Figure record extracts
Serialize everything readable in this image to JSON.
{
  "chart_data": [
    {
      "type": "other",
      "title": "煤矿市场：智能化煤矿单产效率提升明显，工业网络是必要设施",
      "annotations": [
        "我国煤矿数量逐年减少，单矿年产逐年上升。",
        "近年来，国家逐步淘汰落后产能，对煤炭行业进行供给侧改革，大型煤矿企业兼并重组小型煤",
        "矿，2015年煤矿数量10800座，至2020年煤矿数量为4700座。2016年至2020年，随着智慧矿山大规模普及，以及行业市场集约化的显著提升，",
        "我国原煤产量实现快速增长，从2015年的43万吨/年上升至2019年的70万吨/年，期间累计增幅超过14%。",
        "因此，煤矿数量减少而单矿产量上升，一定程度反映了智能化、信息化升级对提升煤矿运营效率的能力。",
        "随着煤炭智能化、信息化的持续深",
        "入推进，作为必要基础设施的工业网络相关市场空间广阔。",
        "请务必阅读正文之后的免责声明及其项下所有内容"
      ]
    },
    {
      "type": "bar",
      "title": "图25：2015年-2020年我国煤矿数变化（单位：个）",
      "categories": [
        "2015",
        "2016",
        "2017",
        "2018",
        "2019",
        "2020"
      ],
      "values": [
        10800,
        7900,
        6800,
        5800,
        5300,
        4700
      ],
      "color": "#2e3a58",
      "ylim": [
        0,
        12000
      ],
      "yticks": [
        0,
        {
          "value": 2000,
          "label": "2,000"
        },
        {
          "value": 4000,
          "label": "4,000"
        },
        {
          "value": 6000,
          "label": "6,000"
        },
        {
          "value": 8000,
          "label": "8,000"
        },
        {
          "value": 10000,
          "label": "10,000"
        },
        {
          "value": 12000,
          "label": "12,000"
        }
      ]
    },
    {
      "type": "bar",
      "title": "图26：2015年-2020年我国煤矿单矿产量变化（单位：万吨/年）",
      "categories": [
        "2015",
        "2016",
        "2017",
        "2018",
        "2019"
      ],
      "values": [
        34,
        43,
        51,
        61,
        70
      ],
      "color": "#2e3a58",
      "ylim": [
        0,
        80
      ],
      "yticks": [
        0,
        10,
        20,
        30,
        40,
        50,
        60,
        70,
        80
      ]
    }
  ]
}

● Problem description
Your task is to retype all of the records exactly.

● Answer in full
Serialize everything readable in this image to JSON.
{
  "chart_data": [
    {
      "type": "other",
      "title": "煤矿市场：智能化煤矿单产效率提升明显，工业网络是必要设施",
      "annotations": [
        "我国煤矿数量逐年减少，单矿年产逐年上升。",
        "近年来，国家逐步淘汰落后产能，对煤炭行业进行供给侧改革，大型煤矿企业兼并重组小型煤",
        "矿，2015年煤矿数量10800座，至2020年煤矿数量为4700座。2016年至2020年，随着智慧矿山大规模普及，以及行业市场集约化的显著提升，",
        "我国原煤产量实现快速增长，从2015年的43万吨/年上升至2019年的70万吨/年，期间累计增幅超过14%。",
        "因此，煤矿数量减少而单矿产量上升，一定程度反映了智能化、信息化升级对提升煤矿运营效率的能力。",
        "随着煤炭智能化、信息化的持续深",
        "入推进，作为必要基础设施的工业网络相关市场空间广阔。",
        "请务必阅读正文之后的免责声明及其项下所有内容"
      ]
    },
    {
      "type": "bar",
      "title": "图25：2015年-2020年我国煤矿数变化（单位：个）",
      "categories": [
        "2015",
        "2016",
        "2017",
        "2018",
        "2019",
        "2020"
      ],
      "values": [
        10800,
        7900,
        6800,
        5800,
        5300,
        4700
      ],
      "color": "#2e3a58",
      "ylim": [
        0,
        12000
      ],
      "yticks": [
        0,
        {
          "value": 2000,
          "label": "2,000"
        },
        {
          "value": 4000,
          "label": "4,000"
        },
        {
          "value": 6000,
          "label": "6,000"
        },
        {
          "value": 8000,
          "label": "8,000"
        },
        {
          "value": 10000,
          "label": "10,000"
        },
        {
          "value": 12000,
          "label": "12,000"
        }
      ]
    },
    {
      "type": "bar",
      "title": "图26：2015年-2020年我国煤矿单矿产量变化（单位：万吨/年）",
      "categories": [
        "2015",
        "2016",
        "2017",
        "2018",
        "2019"
      ],
      "values": [
        34,
        43,
        51,
        61,
        70
      ],
      "color": "#2e3a58",
      "ylim": [
        0,
        80
      ],
      "yticks": [
        0,
        10,
        20,
        30,
        40,
        50,
        60,
        70,
        80
      ]
    }
  ]
}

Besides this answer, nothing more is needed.